▸ Exercise instructions
Skip the pictures. Copy all the rest of the records down exactly.

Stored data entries
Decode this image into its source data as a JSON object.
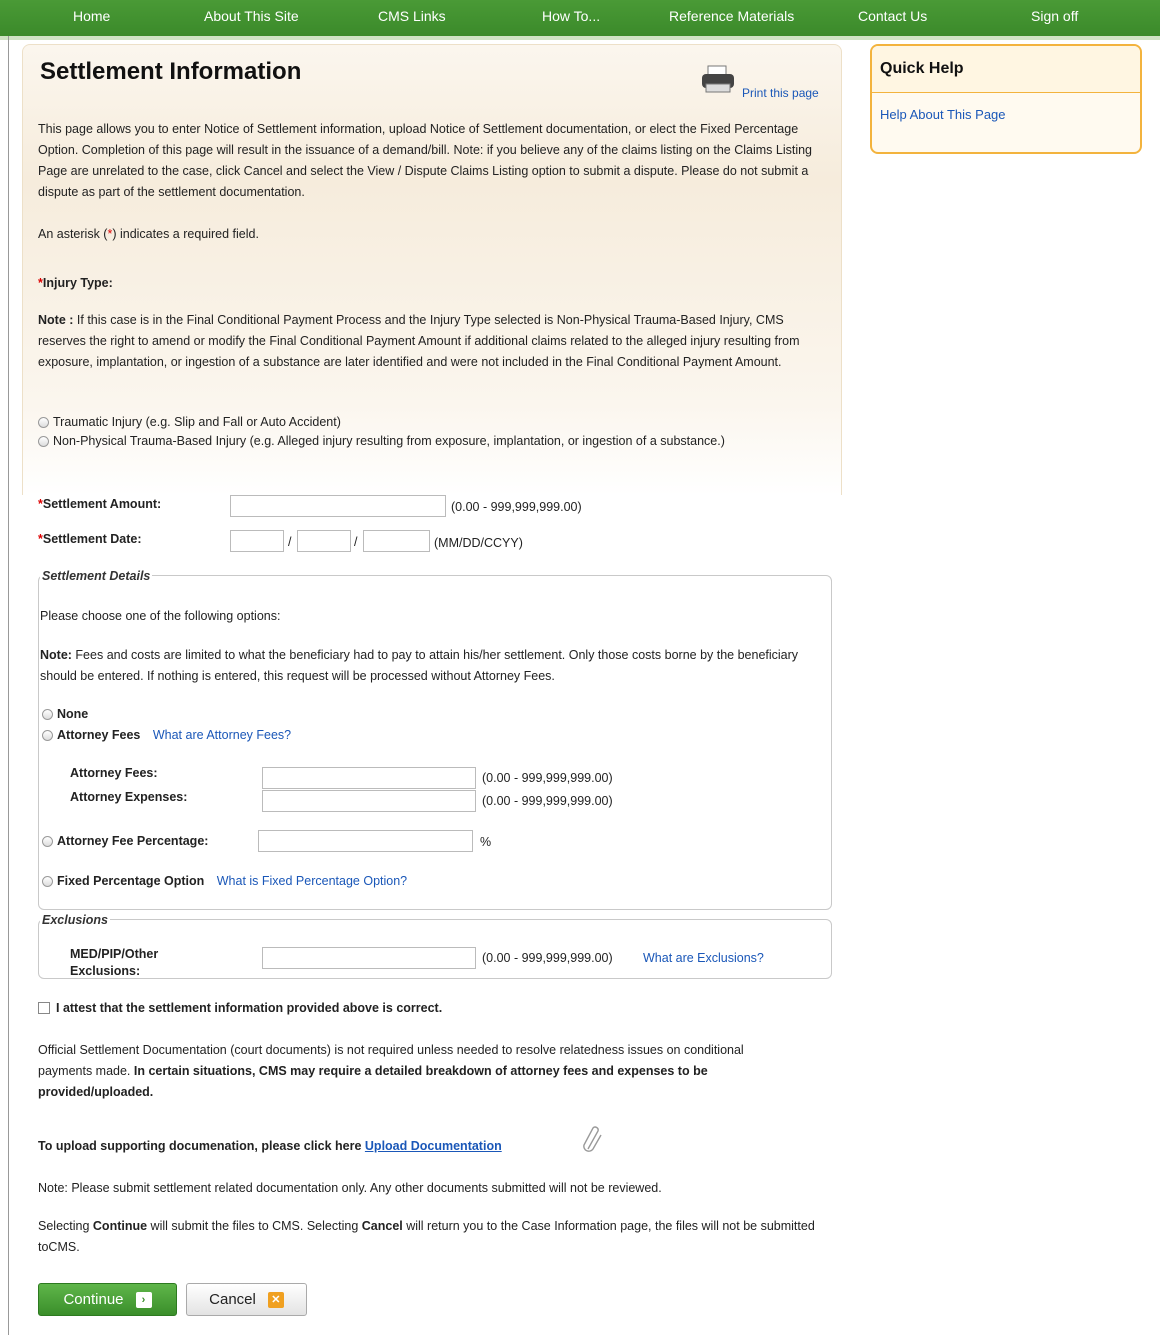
{
  "nav": {
    "items": [
      "Home",
      "About This Site",
      "CMS Links",
      "How To...",
      "Reference Materials",
      "Contact Us",
      "Sign off"
    ]
  },
  "page": {
    "title": "Settlement Information",
    "print_label": "Print this page",
    "intro": "This page allows you to enter Notice of Settlement information, upload Notice of Settlement documentation, or elect the Fixed Percentage Option. Completion of this page will result in the issuance of a demand/bill. Note: if you believe any of the claims listing on the Claims Listing Page are unrelated to the case, click Cancel and select the View / Dispute Claims Listing option to submit a dispute. Please do not submit a dispute as part of the settlement documentation.",
    "asterisk_pre": "An asterisk (",
    "asterisk_star": "*",
    "asterisk_post": ") indicates a required field."
  },
  "injury": {
    "label": "Injury Type:",
    "note_label": "Note :",
    "note_text": " If this case is in the Final Conditional Payment Process and the Injury Type selected is Non-Physical Trauma-Based Injury, CMS reserves the right to amend or modify the Final Conditional Payment Amount if additional claims related to the alleged injury resulting from exposure, implantation, or ingestion of a substance are later identified and were not included in the Final Conditional Payment Amount.",
    "option1": "Traumatic Injury (e.g. Slip and Fall or Auto Accident)",
    "option2": "Non-Physical Trauma-Based Injury (e.g. Alleged injury resulting from exposure, implantation, or ingestion of a substance.)"
  },
  "settlement": {
    "amount_label": "Settlement Amount:",
    "amount_hint": "(0.00 - 999,999,999.00)",
    "date_label": "Settlement Date:",
    "date_sep": "/",
    "date_hint": "(MM/DD/CCYY)"
  },
  "details": {
    "legend": "Settlement Details",
    "choose": "Please choose one of the following options:",
    "note_label": "Note:",
    "note_text": " Fees and costs are limited to what the beneficiary had to pay to attain his/her settlement. Only those costs borne by the beneficiary should be entered. If nothing is entered, this request will be processed without Attorney Fees.",
    "none": "None",
    "attorney_fees": "Attorney Fees",
    "attorney_fees_link": "What are Attorney Fees?",
    "fees_label": "Attorney Fees:",
    "expenses_label": "Attorney Expenses:",
    "range_hint": "(0.00 - 999,999,999.00)",
    "percentage_label": "Attorney Fee Percentage:",
    "percent_sign": "%",
    "fixed_label": "Fixed Percentage Option",
    "fixed_link": "What is Fixed Percentage Option?"
  },
  "exclusions": {
    "legend": "Exclusions",
    "label_line1": "MED/PIP/Other",
    "label_line2": "Exclusions:",
    "range_hint": "(0.00 - 999,999,999.00)",
    "link": "What are Exclusions?"
  },
  "attest": "I attest that the settlement information provided above is correct.",
  "official": {
    "text": "Official Settlement Documentation (court documents) is not required unless needed to resolve relatedness issues on conditional payments made. ",
    "bold": "In certain situations, CMS may require a detailed breakdown of attorney fees and expenses to be provided/uploaded."
  },
  "upload": {
    "text": "To upload supporting documenation, please click here ",
    "link": "Upload Documentation"
  },
  "note_docs": "Note: Please submit settlement related documentation only. Any other documents submitted will not be reviewed.",
  "selecting": {
    "p1": "Selecting ",
    "continue": "Continue",
    "p2": " will submit the files to CMS. Selecting ",
    "cancel": "Cancel",
    "p3": " will return you to the Case Information page, the files will not be submitted toCMS."
  },
  "buttons": {
    "continue": "Continue",
    "cancel": "Cancel"
  },
  "quick_help": {
    "title": "Quick Help",
    "link": "Help About This Page"
  },
  "colors": {
    "nav_green": "#3b8a2a",
    "link_blue": "#1a57b8",
    "required_red": "#dd0000",
    "help_border": "#f3b33d"
  }
}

▸ Response below
Decode this image into its source data as a JSON object.
{
  "nav": {
    "items": [
      "Home",
      "About This Site",
      "CMS Links",
      "How To...",
      "Reference Materials",
      "Contact Us",
      "Sign off"
    ]
  },
  "page": {
    "title": "Settlement Information",
    "print_label": "Print this page",
    "intro": "This page allows you to enter Notice of Settlement information, upload Notice of Settlement documentation, or elect the Fixed Percentage Option. Completion of this page will result in the issuance of a demand/bill. Note: if you believe any of the claims listing on the Claims Listing Page are unrelated to the case, click Cancel and select the View / Dispute Claims Listing option to submit a dispute. Please do not submit a dispute as part of the settlement documentation.",
    "asterisk_pre": "An asterisk (",
    "asterisk_star": "*",
    "asterisk_post": ") indicates a required field."
  },
  "injury": {
    "label": "Injury Type:",
    "note_label": "Note :",
    "note_text": " If this case is in the Final Conditional Payment Process and the Injury Type selected is Non-Physical Trauma-Based Injury, CMS reserves the right to amend or modify the Final Conditional Payment Amount if additional claims related to the alleged injury resulting from exposure, implantation, or ingestion of a substance are later identified and were not included in the Final Conditional Payment Amount.",
    "option1": "Traumatic Injury (e.g. Slip and Fall or Auto Accident)",
    "option2": "Non-Physical Trauma-Based Injury (e.g. Alleged injury resulting from exposure, implantation, or ingestion of a substance.)"
  },
  "settlement": {
    "amount_label": "Settlement Amount:",
    "amount_hint": "(0.00 - 999,999,999.00)",
    "date_label": "Settlement Date:",
    "date_sep": "/",
    "date_hint": "(MM/DD/CCYY)"
  },
  "details": {
    "legend": "Settlement Details",
    "choose": "Please choose one of the following options:",
    "note_label": "Note:",
    "note_text": " Fees and costs are limited to what the beneficiary had to pay to attain his/her settlement. Only those costs borne by the beneficiary should be entered. If nothing is entered, this request will be processed without Attorney Fees.",
    "none": "None",
    "attorney_fees": "Attorney Fees",
    "attorney_fees_link": "What are Attorney Fees?",
    "fees_label": "Attorney Fees:",
    "expenses_label": "Attorney Expenses:",
    "range_hint": "(0.00 - 999,999,999.00)",
    "percentage_label": "Attorney Fee Percentage:",
    "percent_sign": "%",
    "fixed_label": "Fixed Percentage Option",
    "fixed_link": "What is Fixed Percentage Option?"
  },
  "exclusions": {
    "legend": "Exclusions",
    "label_line1": "MED/PIP/Other",
    "label_line2": "Exclusions:",
    "range_hint": "(0.00 - 999,999,999.00)",
    "link": "What are Exclusions?"
  },
  "attest": "I attest that the settlement information provided above is correct.",
  "official": {
    "text": "Official Settlement Documentation (court documents) is not required unless needed to resolve relatedness issues on conditional payments made. ",
    "bold": "In certain situations, CMS may require a detailed breakdown of attorney fees and expenses to be provided/uploaded."
  },
  "upload": {
    "text": "To upload supporting documenation, please click here ",
    "link": "Upload Documentation"
  },
  "note_docs": "Note: Please submit settlement related documentation only. Any other documents submitted will not be reviewed.",
  "selecting": {
    "p1": "Selecting ",
    "continue": "Continue",
    "p2": " will submit the files to CMS. Selecting ",
    "cancel": "Cancel",
    "p3": " will return you to the Case Information page, the files will not be submitted toCMS."
  },
  "buttons": {
    "continue": "Continue",
    "cancel": "Cancel"
  },
  "quick_help": {
    "title": "Quick Help",
    "link": "Help About This Page"
  },
  "colors": {
    "nav_green": "#3b8a2a",
    "link_blue": "#1a57b8",
    "required_red": "#dd0000",
    "help_border": "#f3b33d"
  }
}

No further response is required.